YOUR TASK -
Check every line below for the word "value" and copy the ones that have it.

SUPPLIED RECORDS -
-- START --

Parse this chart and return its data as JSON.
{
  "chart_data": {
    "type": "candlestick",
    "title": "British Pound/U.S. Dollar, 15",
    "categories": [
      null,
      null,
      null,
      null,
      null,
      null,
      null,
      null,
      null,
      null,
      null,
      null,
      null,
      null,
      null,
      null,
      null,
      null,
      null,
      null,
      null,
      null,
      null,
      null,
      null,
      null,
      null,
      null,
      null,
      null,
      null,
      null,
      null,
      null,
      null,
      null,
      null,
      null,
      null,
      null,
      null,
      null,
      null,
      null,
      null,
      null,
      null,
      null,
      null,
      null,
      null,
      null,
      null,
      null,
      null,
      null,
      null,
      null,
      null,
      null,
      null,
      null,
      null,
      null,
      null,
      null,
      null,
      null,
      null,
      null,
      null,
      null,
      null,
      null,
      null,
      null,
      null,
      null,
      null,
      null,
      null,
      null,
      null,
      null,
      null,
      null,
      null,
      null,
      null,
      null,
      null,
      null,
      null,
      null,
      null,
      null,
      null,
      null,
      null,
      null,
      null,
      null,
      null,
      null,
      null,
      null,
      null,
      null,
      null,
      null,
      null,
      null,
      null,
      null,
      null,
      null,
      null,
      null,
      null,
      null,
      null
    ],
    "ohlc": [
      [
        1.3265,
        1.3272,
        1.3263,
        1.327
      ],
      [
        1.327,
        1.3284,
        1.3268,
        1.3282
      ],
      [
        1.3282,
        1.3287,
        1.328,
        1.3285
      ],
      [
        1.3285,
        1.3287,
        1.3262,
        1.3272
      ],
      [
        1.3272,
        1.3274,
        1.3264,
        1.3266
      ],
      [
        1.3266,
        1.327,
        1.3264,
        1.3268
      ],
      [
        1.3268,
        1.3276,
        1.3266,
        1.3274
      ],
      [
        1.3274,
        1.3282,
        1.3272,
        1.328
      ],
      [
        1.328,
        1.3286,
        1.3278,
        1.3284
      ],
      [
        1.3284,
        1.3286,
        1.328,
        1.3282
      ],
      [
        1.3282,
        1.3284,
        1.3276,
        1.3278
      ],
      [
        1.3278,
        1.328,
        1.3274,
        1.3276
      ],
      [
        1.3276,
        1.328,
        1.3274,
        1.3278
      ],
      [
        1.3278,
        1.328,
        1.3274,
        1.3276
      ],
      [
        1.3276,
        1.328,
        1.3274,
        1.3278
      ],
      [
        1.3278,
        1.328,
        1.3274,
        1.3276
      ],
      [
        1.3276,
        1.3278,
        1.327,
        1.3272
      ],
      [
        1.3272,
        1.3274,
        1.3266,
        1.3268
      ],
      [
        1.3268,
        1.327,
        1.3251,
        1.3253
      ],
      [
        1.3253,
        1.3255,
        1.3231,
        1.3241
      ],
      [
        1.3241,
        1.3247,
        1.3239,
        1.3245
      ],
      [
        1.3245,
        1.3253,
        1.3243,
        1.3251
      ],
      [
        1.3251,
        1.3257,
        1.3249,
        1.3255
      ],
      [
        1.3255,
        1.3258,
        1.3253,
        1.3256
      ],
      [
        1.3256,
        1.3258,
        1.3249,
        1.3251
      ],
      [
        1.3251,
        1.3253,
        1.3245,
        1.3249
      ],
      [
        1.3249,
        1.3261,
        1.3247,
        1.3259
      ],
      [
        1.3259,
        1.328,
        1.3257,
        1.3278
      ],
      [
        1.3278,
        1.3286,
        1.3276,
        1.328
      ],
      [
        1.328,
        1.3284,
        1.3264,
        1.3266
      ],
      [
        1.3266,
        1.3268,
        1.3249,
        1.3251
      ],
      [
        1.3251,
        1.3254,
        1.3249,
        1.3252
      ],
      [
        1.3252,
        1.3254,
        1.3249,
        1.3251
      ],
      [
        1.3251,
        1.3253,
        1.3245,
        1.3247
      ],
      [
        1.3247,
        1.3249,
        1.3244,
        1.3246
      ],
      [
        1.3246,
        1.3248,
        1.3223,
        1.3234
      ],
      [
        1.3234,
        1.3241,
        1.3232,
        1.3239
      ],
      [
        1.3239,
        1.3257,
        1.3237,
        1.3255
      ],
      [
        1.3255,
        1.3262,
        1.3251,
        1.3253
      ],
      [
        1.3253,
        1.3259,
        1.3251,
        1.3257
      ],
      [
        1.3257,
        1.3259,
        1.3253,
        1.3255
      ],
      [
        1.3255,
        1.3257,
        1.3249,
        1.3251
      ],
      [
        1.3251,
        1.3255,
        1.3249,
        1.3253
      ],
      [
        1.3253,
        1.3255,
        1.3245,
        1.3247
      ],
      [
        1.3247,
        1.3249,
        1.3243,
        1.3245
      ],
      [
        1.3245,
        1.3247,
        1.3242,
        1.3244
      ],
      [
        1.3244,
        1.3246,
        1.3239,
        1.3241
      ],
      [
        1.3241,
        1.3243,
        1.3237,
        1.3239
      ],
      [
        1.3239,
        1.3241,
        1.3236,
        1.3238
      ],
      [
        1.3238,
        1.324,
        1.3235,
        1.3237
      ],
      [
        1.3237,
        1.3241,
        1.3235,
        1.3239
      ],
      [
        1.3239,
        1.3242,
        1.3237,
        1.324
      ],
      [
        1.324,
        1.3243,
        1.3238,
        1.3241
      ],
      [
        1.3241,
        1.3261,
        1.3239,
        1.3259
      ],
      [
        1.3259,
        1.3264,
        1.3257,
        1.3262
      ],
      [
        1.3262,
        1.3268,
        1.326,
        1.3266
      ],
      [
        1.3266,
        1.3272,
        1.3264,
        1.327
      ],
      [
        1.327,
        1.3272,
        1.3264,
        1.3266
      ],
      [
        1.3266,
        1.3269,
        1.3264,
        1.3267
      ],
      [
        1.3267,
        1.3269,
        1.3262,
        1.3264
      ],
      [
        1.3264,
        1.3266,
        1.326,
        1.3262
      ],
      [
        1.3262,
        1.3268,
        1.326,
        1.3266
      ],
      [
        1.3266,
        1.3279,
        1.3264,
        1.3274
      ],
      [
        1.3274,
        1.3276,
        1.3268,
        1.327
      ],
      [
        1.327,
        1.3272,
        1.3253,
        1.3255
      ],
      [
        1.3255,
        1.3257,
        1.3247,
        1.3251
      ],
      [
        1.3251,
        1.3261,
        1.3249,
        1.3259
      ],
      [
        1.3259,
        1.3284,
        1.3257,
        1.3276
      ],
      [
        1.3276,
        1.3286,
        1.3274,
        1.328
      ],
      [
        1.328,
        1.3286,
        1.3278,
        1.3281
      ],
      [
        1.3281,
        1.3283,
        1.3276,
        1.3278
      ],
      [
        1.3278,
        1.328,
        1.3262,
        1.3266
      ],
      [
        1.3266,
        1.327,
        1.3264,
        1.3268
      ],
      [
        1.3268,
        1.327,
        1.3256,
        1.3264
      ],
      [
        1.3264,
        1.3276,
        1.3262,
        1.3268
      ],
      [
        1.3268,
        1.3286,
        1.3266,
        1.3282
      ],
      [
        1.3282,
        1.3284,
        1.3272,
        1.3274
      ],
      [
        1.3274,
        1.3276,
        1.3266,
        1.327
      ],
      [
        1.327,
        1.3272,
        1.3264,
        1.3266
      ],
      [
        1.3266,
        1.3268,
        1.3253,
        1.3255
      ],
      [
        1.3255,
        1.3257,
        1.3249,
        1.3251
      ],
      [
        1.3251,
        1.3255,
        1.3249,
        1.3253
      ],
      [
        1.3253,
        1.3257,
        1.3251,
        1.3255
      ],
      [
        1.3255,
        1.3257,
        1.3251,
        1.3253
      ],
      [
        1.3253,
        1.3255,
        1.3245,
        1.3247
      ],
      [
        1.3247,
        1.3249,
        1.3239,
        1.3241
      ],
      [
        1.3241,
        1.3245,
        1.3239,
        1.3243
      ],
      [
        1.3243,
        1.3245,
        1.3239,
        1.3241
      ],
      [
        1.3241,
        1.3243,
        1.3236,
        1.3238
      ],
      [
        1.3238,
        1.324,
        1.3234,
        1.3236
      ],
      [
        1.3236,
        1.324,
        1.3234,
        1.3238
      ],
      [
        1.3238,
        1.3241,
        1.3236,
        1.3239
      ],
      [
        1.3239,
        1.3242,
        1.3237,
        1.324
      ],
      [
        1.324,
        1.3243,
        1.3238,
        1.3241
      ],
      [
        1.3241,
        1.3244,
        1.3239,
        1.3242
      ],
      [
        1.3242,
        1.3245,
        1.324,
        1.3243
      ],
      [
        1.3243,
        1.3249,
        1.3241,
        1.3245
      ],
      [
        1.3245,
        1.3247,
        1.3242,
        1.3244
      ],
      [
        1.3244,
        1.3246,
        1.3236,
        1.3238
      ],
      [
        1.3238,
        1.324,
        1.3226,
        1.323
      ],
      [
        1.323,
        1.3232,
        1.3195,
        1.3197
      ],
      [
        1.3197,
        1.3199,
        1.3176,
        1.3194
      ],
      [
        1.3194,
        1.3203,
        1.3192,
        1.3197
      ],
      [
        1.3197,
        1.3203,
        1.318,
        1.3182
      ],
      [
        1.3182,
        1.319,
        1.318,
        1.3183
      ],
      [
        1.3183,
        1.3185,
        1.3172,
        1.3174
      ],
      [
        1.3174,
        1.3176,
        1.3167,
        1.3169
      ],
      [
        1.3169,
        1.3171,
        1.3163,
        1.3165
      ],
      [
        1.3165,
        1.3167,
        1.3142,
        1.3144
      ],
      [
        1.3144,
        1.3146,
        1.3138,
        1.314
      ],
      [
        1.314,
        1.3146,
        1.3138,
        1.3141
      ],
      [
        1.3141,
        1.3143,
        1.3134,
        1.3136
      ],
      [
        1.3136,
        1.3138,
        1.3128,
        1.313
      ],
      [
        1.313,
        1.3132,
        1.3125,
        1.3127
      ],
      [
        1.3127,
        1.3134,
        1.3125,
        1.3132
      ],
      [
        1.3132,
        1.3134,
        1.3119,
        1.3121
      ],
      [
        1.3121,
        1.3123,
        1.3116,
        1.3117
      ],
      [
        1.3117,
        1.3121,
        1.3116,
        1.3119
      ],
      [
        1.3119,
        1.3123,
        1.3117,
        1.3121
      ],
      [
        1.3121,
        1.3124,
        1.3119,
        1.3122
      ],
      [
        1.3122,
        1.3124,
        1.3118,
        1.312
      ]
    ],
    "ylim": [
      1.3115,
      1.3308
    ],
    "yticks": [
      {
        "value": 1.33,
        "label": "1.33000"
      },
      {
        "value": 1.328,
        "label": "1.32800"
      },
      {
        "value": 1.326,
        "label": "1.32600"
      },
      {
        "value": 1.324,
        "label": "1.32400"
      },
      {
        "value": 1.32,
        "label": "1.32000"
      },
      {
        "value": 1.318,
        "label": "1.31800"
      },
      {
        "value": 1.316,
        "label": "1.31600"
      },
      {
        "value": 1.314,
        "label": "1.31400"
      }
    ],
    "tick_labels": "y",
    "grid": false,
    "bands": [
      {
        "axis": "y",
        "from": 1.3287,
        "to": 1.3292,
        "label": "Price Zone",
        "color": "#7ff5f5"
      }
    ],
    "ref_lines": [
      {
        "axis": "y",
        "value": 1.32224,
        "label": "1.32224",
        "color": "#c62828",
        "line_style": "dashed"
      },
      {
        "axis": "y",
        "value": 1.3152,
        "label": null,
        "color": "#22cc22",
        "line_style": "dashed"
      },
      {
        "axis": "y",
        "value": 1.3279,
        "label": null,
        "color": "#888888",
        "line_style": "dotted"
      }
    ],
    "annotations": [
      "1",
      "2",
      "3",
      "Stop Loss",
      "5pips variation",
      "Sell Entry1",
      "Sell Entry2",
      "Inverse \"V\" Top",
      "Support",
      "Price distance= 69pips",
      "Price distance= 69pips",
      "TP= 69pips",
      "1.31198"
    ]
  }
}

-- END --

REPLY TO THE TASK -
        "value": 1.33,
        "value": 1.328,
        "value": 1.326,
        "value": 1.324,
        "value": 1.32,
        "value": 1.318,
        "value": 1.316,
        "value": 1.314,
        "value": 1.32224,
        "value": 1.3152,
        "value": 1.3279,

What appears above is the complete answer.